→ **TASK INSTRUCTIONS**
Below are some entries; can you quote all of them exactly?

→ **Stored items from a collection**
# # #
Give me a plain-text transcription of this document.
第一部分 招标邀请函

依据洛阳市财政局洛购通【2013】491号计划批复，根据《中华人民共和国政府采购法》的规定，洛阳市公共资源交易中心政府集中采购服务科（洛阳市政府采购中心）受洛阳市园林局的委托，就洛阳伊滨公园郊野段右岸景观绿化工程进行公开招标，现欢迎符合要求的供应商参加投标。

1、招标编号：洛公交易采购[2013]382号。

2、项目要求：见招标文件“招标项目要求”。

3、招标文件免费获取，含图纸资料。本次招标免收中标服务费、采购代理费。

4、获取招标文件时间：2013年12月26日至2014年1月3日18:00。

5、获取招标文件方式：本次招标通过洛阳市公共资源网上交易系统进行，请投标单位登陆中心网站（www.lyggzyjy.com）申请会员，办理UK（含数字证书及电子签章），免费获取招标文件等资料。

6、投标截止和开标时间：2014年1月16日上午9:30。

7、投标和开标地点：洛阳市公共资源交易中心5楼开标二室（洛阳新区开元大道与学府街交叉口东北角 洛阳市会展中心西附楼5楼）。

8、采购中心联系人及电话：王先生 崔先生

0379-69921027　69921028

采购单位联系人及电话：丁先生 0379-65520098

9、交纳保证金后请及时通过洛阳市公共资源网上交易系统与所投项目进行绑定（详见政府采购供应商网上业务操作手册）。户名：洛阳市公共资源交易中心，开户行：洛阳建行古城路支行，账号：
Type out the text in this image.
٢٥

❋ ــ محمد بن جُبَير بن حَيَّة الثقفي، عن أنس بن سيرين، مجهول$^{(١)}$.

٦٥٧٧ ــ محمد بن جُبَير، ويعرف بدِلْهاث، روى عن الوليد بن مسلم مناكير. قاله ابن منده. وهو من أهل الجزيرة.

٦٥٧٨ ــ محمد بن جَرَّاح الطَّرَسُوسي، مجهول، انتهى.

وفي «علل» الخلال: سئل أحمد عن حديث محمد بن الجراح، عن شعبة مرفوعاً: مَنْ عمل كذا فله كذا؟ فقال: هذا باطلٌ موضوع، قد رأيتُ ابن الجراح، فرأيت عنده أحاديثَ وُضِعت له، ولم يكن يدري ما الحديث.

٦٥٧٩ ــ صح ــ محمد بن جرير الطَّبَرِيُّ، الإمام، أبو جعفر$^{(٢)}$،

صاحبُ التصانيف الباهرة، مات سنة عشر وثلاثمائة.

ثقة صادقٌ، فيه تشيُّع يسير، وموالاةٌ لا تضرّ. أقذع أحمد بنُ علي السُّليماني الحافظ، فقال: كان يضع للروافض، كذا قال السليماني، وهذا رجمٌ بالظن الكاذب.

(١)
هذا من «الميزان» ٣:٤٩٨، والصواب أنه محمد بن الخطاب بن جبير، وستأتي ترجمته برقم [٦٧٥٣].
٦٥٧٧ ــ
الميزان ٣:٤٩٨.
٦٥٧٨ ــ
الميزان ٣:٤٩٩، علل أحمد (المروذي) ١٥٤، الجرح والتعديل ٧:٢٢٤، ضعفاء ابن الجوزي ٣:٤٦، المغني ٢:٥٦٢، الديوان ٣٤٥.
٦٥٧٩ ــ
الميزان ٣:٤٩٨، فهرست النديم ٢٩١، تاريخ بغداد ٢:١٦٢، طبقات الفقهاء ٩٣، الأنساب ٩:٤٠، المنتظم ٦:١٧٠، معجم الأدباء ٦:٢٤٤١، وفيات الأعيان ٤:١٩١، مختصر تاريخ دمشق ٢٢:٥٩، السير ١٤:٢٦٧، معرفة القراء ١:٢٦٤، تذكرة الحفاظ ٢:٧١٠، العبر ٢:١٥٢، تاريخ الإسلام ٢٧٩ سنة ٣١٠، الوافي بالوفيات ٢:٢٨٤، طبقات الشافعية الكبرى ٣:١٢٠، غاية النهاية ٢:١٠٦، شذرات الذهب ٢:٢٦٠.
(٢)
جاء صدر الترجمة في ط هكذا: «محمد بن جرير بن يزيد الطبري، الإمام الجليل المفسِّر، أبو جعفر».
# # #
→ **EXERCISE OUTPUT**
Give me a plain-text transcription of this document.
第一部分 招标邀请函

依据洛阳市财政局洛购通【2013】491号计划批复，根据《中华人民共和国政府采购法》的规定，洛阳市公共资源交易中心政府集中采购服务科（洛阳市政府采购中心）受洛阳市园林局的委托，就洛阳伊滨公园郊野段右岸景观绿化工程进行公开招标，现欢迎符合要求的供应商参加投标。

1、招标编号：洛公交易采购[2013]382号。

2、项目要求：见招标文件“招标项目要求”。

3、招标文件免费获取，含图纸资料。本次招标免收中标服务费、采购代理费。

4、获取招标文件时间：2013年12月26日至2014年1月3日18:00。

5、获取招标文件方式：本次招标通过洛阳市公共资源网上交易系统进行，请投标单位登陆中心网站（www.lyggzyjy.com）申请会员，办理UK（含数字证书及电子签章），免费获取招标文件等资料。

6、投标截止和开标时间：2014年1月16日上午9:30。

7、投标和开标地点：洛阳市公共资源交易中心5楼开标二室（洛阳新区开元大道与学府街交叉口东北角 洛阳市会展中心西附楼5楼）。

8、采购中心联系人及电话：王先生 崔先生

0379-69921027　69921028

采购单位联系人及电话：丁先生 0379-65520098

9、交纳保证金后请及时通过洛阳市公共资源网上交易系统与所投项目进行绑定（详见政府采购供应商网上业务操作手册）。户名：洛阳市公共资源交易中心，开户行：洛阳建行古城路支行，账号：
Type out the text in this image.
٢٥

❋ ــ محمد بن جُبَير بن حَيَّة الثقفي، عن أنس بن سيرين، مجهول$^{(١)}$.

٦٥٧٧ ــ محمد بن جُبَير، ويعرف بدِلْهاث، روى عن الوليد بن مسلم مناكير. قاله ابن منده. وهو من أهل الجزيرة.

٦٥٧٨ ــ محمد بن جَرَّاح الطَّرَسُوسي، مجهول، انتهى.

وفي «علل» الخلال: سئل أحمد عن حديث محمد بن الجراح، عن شعبة مرفوعاً: مَنْ عمل كذا فله كذا؟ فقال: هذا باطلٌ موضوع، قد رأيتُ ابن الجراح، فرأيت عنده أحاديثَ وُضِعت له، ولم يكن يدري ما الحديث.

٦٥٧٩ ــ صح ــ محمد بن جرير الطَّبَرِيُّ، الإمام، أبو جعفر$^{(٢)}$،

صاحبُ التصانيف الباهرة، مات سنة عشر وثلاثمائة.

ثقة صادقٌ، فيه تشيُّع يسير، وموالاةٌ لا تضرّ. أقذع أحمد بنُ علي السُّليماني الحافظ، فقال: كان يضع للروافض، كذا قال السليماني، وهذا رجمٌ بالظن الكاذب.

(١)
هذا من «الميزان» ٣:٤٩٨، والصواب أنه محمد بن الخطاب بن جبير، وستأتي ترجمته برقم [٦٧٥٣].
٦٥٧٧ ــ
الميزان ٣:٤٩٨.
٦٥٧٨ ــ
الميزان ٣:٤٩٩، علل أحمد (المروذي) ١٥٤، الجرح والتعديل ٧:٢٢٤، ضعفاء ابن الجوزي ٣:٤٦، المغني ٢:٥٦٢، الديوان ٣٤٥.
٦٥٧٩ ــ
الميزان ٣:٤٩٨، فهرست النديم ٢٩١، تاريخ بغداد ٢:١٦٢، طبقات الفقهاء ٩٣، الأنساب ٩:٤٠، المنتظم ٦:١٧٠، معجم الأدباء ٦:٢٤٤١، وفيات الأعيان ٤:١٩١، مختصر تاريخ دمشق ٢٢:٥٩، السير ١٤:٢٦٧، معرفة القراء ١:٢٦٤، تذكرة الحفاظ ٢:٧١٠، العبر ٢:١٥٢، تاريخ الإسلام ٢٧٩ سنة ٣١٠، الوافي بالوفيات ٢:٢٨٤، طبقات الشافعية الكبرى ٣:١٢٠، غاية النهاية ٢:١٠٦، شذرات الذهب ٢:٢٦٠.
(٢)
جاء صدر الترجمة في ط هكذا: «محمد بن جرير بن يزيد الطبري، الإمام الجليل المفسِّر، أبو جعفر».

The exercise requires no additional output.